### Brief:
Leave out the pictures and copy every record exactly.

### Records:
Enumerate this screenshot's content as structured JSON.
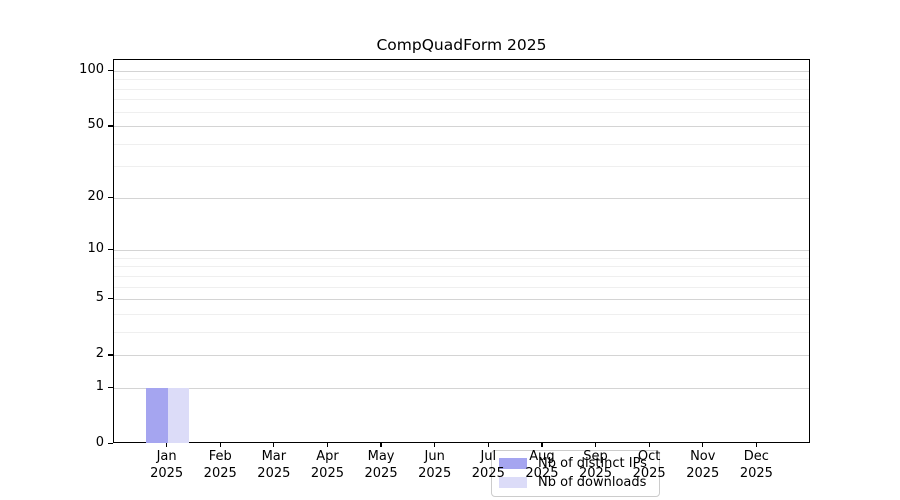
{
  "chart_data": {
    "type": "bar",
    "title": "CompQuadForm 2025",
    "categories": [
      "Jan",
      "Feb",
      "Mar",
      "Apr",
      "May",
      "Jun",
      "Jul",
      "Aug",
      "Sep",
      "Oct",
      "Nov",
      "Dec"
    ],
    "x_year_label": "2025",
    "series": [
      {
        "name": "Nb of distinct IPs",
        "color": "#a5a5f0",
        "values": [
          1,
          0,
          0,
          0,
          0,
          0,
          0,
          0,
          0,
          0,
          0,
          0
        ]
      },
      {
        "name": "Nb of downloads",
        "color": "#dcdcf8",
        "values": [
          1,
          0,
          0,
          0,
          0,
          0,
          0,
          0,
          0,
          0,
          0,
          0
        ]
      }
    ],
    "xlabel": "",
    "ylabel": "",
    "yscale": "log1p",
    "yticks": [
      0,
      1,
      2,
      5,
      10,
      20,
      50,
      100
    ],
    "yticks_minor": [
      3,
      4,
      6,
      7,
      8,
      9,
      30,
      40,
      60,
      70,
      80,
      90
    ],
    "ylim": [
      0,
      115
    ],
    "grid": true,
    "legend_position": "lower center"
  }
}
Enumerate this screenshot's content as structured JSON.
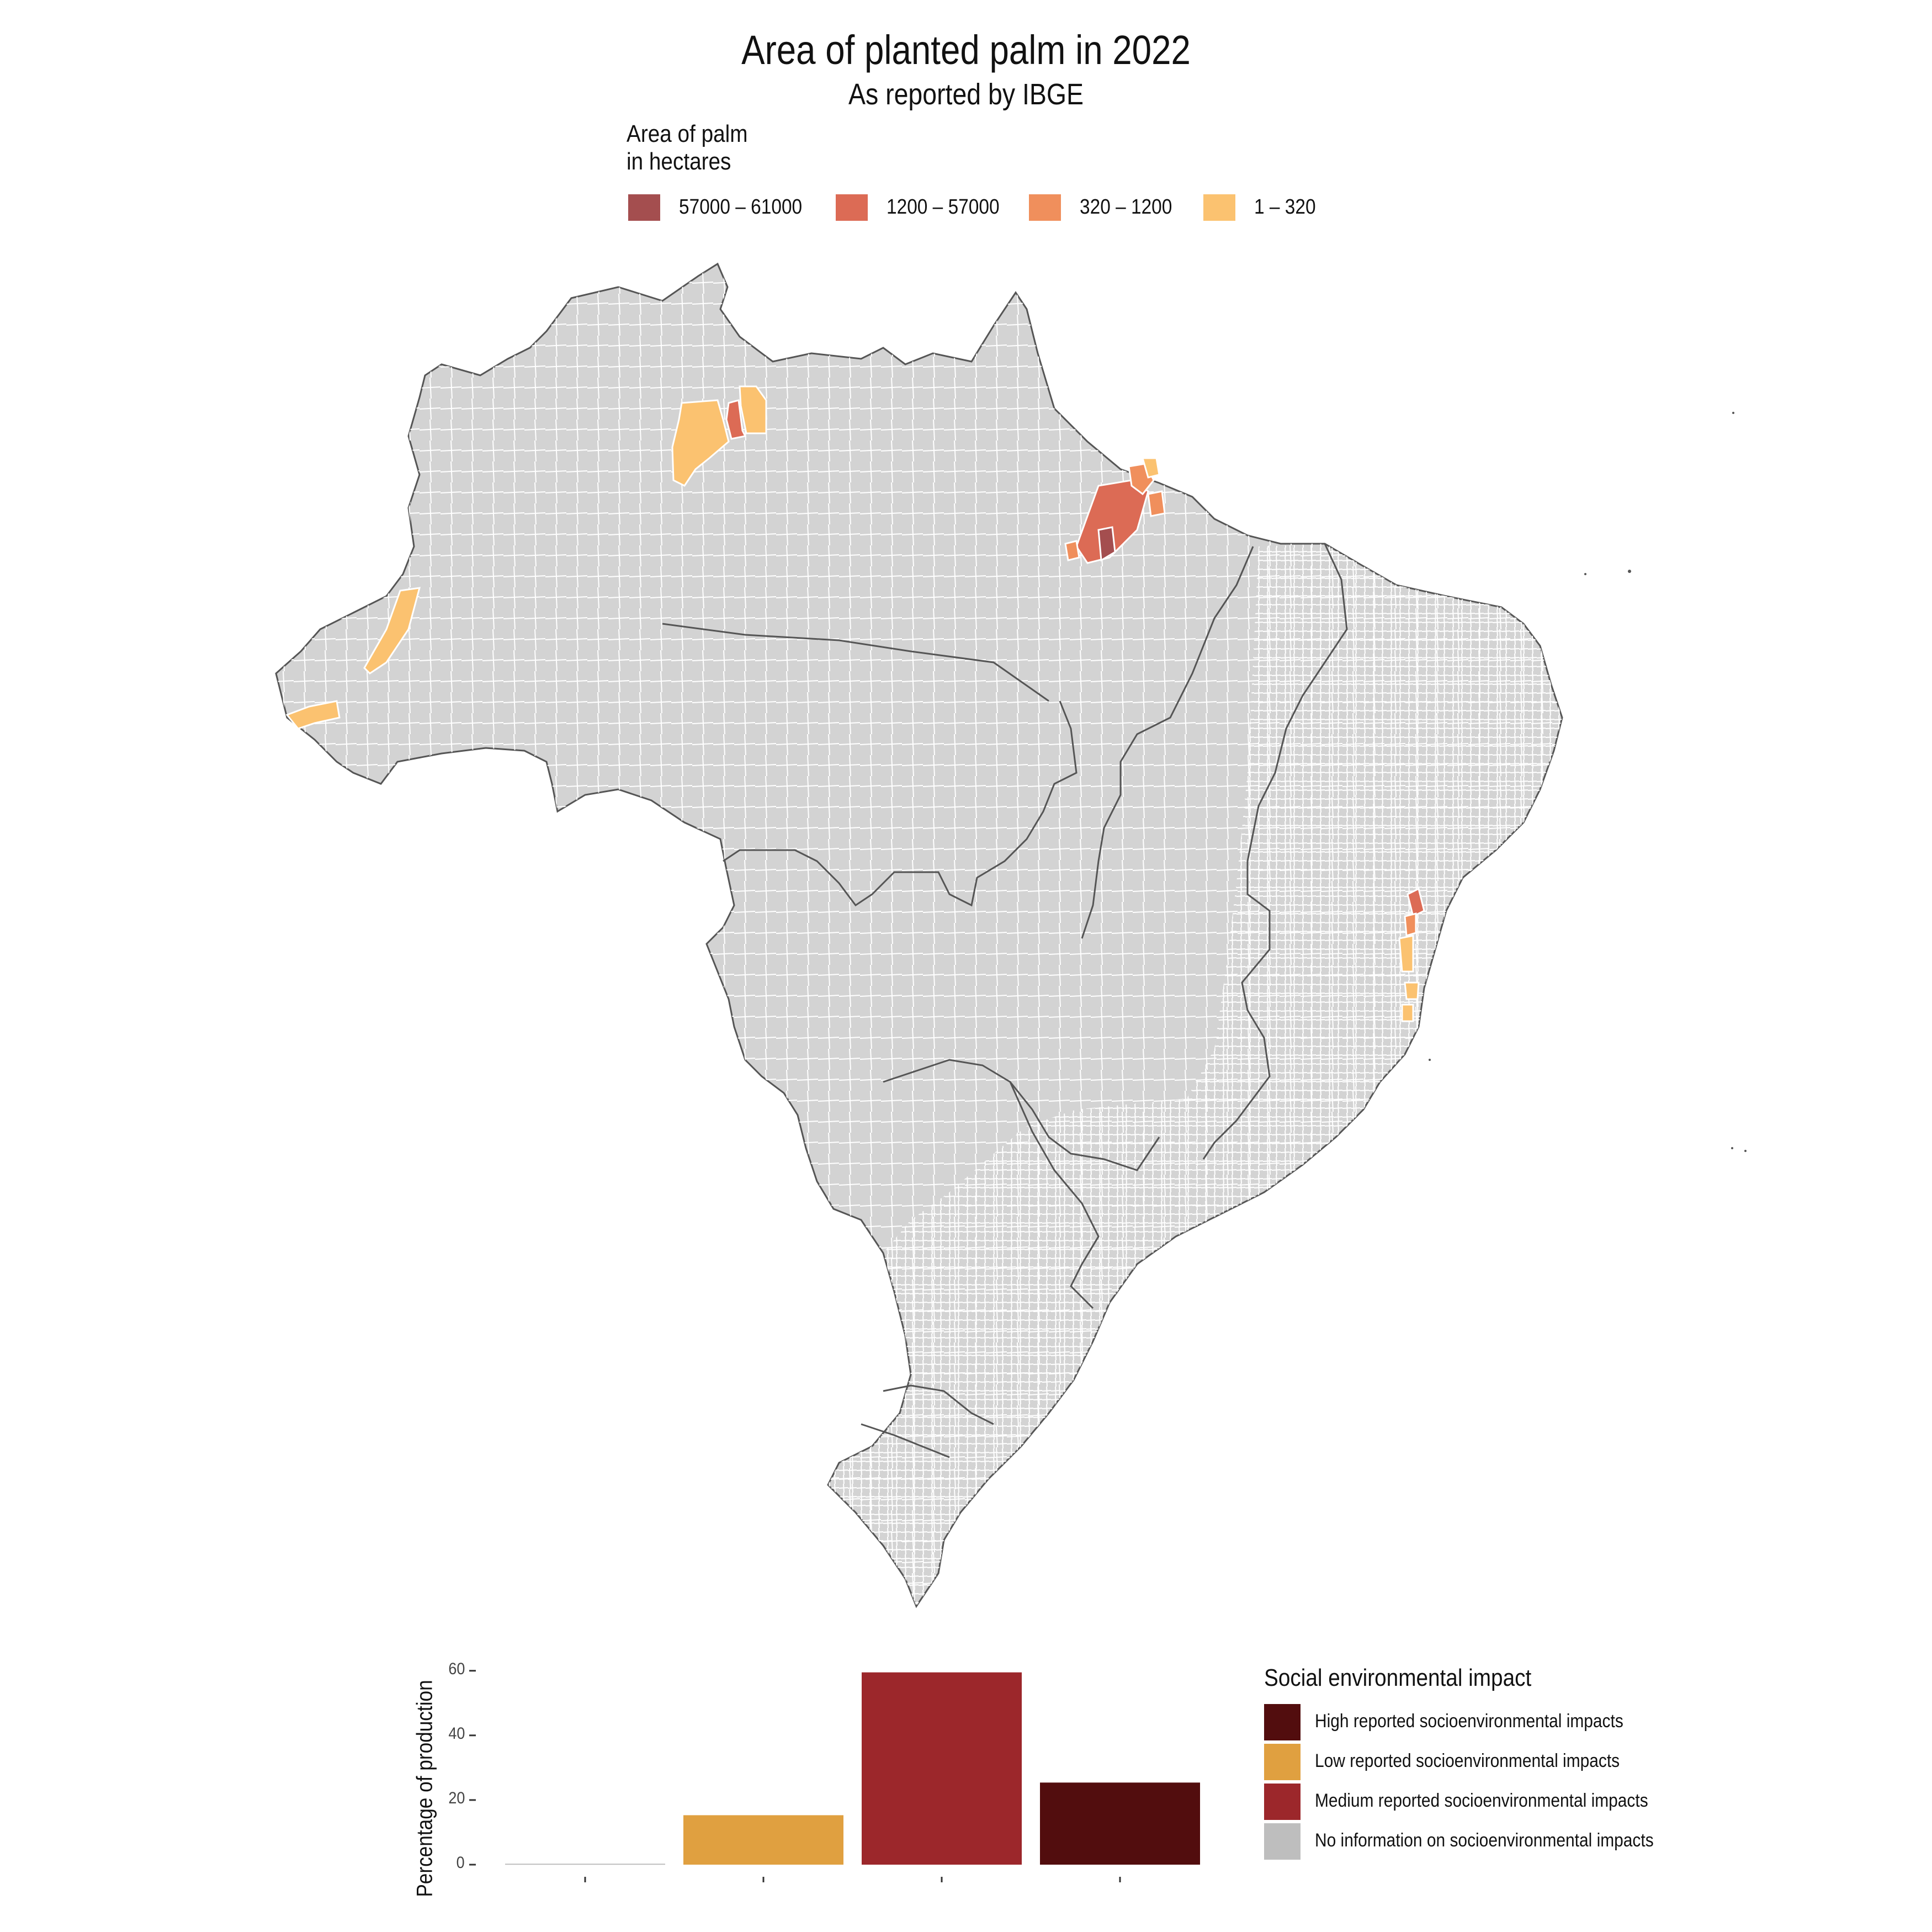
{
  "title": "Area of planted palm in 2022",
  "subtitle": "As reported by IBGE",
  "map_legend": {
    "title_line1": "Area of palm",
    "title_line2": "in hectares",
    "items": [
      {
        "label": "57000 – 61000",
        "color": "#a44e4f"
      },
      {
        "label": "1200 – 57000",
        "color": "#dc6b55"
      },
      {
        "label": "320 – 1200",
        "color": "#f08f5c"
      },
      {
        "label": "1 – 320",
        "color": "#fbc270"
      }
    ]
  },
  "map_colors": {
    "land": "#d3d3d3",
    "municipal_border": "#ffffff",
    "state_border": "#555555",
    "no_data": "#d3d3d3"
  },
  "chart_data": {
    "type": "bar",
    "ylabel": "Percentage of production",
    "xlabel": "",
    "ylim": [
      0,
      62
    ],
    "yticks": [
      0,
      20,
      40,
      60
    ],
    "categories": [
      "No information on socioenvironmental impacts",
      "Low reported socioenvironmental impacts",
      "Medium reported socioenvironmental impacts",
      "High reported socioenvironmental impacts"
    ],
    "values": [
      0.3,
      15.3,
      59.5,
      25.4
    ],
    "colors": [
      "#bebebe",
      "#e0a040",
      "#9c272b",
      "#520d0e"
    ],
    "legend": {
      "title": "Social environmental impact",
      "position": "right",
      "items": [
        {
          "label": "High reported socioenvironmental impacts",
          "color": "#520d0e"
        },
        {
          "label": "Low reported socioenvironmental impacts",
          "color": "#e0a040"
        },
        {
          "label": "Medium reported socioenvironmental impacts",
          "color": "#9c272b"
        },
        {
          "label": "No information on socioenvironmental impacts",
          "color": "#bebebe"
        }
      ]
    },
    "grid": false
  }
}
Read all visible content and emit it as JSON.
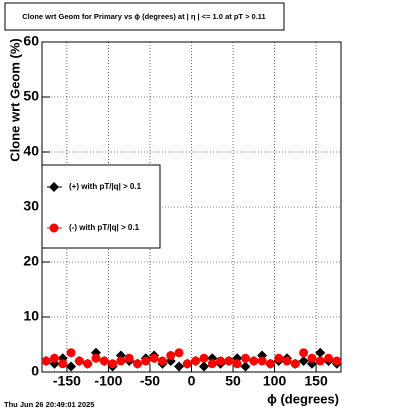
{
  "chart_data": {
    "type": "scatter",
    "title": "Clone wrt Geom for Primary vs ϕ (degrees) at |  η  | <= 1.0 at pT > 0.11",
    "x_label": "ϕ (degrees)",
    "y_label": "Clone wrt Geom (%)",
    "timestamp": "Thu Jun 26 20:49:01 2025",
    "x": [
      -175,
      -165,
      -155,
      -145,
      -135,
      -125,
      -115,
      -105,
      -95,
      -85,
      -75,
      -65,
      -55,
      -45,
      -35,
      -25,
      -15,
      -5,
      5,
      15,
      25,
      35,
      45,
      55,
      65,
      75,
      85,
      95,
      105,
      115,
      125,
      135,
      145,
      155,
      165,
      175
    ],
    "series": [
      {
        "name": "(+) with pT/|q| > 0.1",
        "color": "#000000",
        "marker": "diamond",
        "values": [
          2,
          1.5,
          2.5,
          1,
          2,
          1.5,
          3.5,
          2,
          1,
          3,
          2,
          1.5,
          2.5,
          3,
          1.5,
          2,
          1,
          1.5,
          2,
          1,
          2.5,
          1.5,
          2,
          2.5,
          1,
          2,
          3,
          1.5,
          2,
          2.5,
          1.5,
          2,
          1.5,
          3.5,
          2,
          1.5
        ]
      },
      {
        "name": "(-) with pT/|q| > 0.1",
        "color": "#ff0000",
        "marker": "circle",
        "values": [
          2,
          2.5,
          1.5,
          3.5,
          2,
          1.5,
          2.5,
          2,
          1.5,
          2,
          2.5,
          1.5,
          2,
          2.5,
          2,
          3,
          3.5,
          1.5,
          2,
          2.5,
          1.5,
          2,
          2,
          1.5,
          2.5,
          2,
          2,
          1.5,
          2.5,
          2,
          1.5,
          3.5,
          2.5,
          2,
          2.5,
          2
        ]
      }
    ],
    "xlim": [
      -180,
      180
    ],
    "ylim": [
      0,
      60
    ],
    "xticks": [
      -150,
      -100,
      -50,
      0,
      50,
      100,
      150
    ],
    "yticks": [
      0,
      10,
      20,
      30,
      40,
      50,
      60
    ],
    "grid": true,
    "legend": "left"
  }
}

### Answer below:
Enumerate this screenshot's content as structured JSON.
{
  "chart_data": {
    "type": "bar",
    "title": "CompQuadForm 2025",
    "categories": [
      "Jan",
      "Feb",
      "Mar",
      "Apr",
      "May",
      "Jun",
      "Jul",
      "Aug",
      "Sep",
      "Oct",
      "Nov",
      "Dec"
    ],
    "x_year_label": "2025",
    "series": [
      {
        "name": "Nb of distinct IPs",
        "color": "#a5a5f0",
        "values": [
          1,
          0,
          0,
          0,
          0,
          0,
          0,
          0,
          0,
          0,
          0,
          0
        ]
      },
      {
        "name": "Nb of downloads",
        "color": "#dcdcf8",
        "values": [
          1,
          0,
          0,
          0,
          0,
          0,
          0,
          0,
          0,
          0,
          0,
          0
        ]
      }
    ],
    "xlabel": "",
    "ylabel": "",
    "yscale": "log1p",
    "yticks": [
      0,
      1,
      2,
      5,
      10,
      20,
      50,
      100
    ],
    "yticks_minor": [
      3,
      4,
      6,
      7,
      8,
      9,
      30,
      40,
      60,
      70,
      80,
      90
    ],
    "ylim": [
      0,
      115
    ],
    "grid": true,
    "legend_position": "lower center"
  }
}
Enumerate this screenshot's content as structured JSON.
{
  "title": "Area of planted palm in 2022",
  "subtitle": "As reported by IBGE",
  "map_legend": {
    "title_line1": "Area of palm",
    "title_line2": "in hectares",
    "items": [
      {
        "label": "57000 – 61000",
        "color": "#a44e4f"
      },
      {
        "label": "1200 – 57000",
        "color": "#dc6b55"
      },
      {
        "label": "320 – 1200",
        "color": "#f08f5c"
      },
      {
        "label": "1 – 320",
        "color": "#fbc270"
      }
    ]
  },
  "map_colors": {
    "land": "#d3d3d3",
    "municipal_border": "#ffffff",
    "state_border": "#555555",
    "no_data": "#d3d3d3"
  },
  "chart_data": {
    "type": "bar",
    "ylabel": "Percentage of production",
    "xlabel": "",
    "ylim": [
      0,
      62
    ],
    "yticks": [
      0,
      20,
      40,
      60
    ],
    "categories": [
      "No information on socioenvironmental impacts",
      "Low reported socioenvironmental impacts",
      "Medium reported socioenvironmental impacts",
      "High reported socioenvironmental impacts"
    ],
    "values": [
      0.3,
      15.3,
      59.5,
      25.4
    ],
    "colors": [
      "#bebebe",
      "#e0a040",
      "#9c272b",
      "#520d0e"
    ],
    "legend": {
      "title": "Social environmental impact",
      "position": "right",
      "items": [
        {
          "label": "High reported socioenvironmental impacts",
          "color": "#520d0e"
        },
        {
          "label": "Low reported socioenvironmental impacts",
          "color": "#e0a040"
        },
        {
          "label": "Medium reported socioenvironmental impacts",
          "color": "#9c272b"
        },
        {
          "label": "No information on socioenvironmental impacts",
          "color": "#bebebe"
        }
      ]
    },
    "grid": false
  }
}
Read all visible content and emit it as JSON.
{
  "chart_data": {
    "type": "scatter",
    "title": "Clone wrt Geom for Primary vs ϕ (degrees) at |  η  | <= 1.0 at pT > 0.11",
    "x_label": "ϕ (degrees)",
    "y_label": "Clone wrt Geom (%)",
    "timestamp": "Thu Jun 26 20:49:01 2025",
    "x": [
      -175,
      -165,
      -155,
      -145,
      -135,
      -125,
      -115,
      -105,
      -95,
      -85,
      -75,
      -65,
      -55,
      -45,
      -35,
      -25,
      -15,
      -5,
      5,
      15,
      25,
      35,
      45,
      55,
      65,
      75,
      85,
      95,
      105,
      115,
      125,
      135,
      145,
      155,
      165,
      175
    ],
    "series": [
      {
        "name": "(+) with pT/|q| > 0.1",
        "color": "#000000",
        "marker": "diamond",
        "values": [
          2,
          1.5,
          2.5,
          1,
          2,
          1.5,
          3.5,
          2,
          1,
          3,
          2,
          1.5,
          2.5,
          3,
          1.5,
          2,
          1,
          1.5,
          2,
          1,
          2.5,
          1.5,
          2,
          2.5,
          1,
          2,
          3,
          1.5,
          2,
          2.5,
          1.5,
          2,
          1.5,
          3.5,
          2,
          1.5
        ]
      },
      {
        "name": "(-) with pT/|q| > 0.1",
        "color": "#ff0000",
        "marker": "circle",
        "values": [
          2,
          2.5,
          1.5,
          3.5,
          2,
          1.5,
          2.5,
          2,
          1.5,
          2,
          2.5,
          1.5,
          2,
          2.5,
          2,
          3,
          3.5,
          1.5,
          2,
          2.5,
          1.5,
          2,
          2,
          1.5,
          2.5,
          2,
          2,
          1.5,
          2.5,
          2,
          1.5,
          3.5,
          2.5,
          2,
          2.5,
          2
        ]
      }
    ],
    "xlim": [
      -180,
      180
    ],
    "ylim": [
      0,
      60
    ],
    "xticks": [
      -150,
      -100,
      -50,
      0,
      50,
      100,
      150
    ],
    "yticks": [
      0,
      10,
      20,
      30,
      40,
      50,
      60
    ],
    "grid": true,
    "legend": "left"
  }
}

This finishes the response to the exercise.